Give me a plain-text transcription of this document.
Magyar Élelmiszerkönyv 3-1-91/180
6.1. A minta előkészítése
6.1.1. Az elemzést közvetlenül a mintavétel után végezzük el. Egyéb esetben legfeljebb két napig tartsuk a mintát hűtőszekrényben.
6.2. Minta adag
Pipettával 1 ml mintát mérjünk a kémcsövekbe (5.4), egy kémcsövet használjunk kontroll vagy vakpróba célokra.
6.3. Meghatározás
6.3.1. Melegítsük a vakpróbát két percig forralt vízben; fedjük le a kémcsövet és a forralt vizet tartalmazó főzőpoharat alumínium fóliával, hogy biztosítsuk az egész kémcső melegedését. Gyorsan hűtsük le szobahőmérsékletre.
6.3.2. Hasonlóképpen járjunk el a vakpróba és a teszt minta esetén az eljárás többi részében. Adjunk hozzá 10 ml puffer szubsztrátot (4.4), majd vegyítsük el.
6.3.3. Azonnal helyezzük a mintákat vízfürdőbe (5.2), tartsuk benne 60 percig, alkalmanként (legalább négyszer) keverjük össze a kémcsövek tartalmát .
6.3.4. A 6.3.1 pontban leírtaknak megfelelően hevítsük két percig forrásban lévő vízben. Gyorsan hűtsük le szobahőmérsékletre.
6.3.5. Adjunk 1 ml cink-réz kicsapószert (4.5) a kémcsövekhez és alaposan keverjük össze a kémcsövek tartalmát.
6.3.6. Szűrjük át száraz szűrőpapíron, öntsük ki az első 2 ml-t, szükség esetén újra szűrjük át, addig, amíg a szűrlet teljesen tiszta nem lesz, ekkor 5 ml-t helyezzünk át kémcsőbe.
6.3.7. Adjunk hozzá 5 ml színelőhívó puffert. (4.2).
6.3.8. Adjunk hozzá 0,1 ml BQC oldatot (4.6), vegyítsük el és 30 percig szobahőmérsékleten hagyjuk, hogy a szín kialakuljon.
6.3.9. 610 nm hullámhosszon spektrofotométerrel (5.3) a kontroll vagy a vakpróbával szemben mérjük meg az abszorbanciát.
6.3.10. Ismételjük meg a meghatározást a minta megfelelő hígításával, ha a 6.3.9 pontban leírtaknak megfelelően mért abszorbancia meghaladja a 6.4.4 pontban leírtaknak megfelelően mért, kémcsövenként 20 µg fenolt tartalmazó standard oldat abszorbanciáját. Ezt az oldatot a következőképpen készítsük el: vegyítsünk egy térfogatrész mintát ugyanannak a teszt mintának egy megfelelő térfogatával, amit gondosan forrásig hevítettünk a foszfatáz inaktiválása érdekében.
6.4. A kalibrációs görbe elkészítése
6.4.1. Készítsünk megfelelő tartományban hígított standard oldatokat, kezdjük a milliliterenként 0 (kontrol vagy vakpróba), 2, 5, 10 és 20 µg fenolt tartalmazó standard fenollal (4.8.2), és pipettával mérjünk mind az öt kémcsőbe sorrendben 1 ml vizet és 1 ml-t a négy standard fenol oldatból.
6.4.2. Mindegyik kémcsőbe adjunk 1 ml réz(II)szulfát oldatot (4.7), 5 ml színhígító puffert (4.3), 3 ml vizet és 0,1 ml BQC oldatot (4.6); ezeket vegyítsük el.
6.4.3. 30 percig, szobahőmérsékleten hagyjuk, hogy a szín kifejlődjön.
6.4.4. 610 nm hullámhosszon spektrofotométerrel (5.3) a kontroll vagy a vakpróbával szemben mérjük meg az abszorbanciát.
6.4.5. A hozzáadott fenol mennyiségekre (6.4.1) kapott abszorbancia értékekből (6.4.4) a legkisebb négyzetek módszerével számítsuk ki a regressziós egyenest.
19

**Stated goal**
Keep only the lines that hold the string "keverjük", and copy them out.

**Exercise response**
6.3.3. Azonnal helyezzük a mintákat vízfürdőbe (5.2), tartsuk benne 60 percig, alkalmanként (legalább négyszer) keverjük össze a kémcsövek tartalmát .
6.3.5. Adjunk 1 ml cink-réz kicsapószert (4.5) a kémcsövekhez és alaposan keverjük össze a kémcsövek tartalmát.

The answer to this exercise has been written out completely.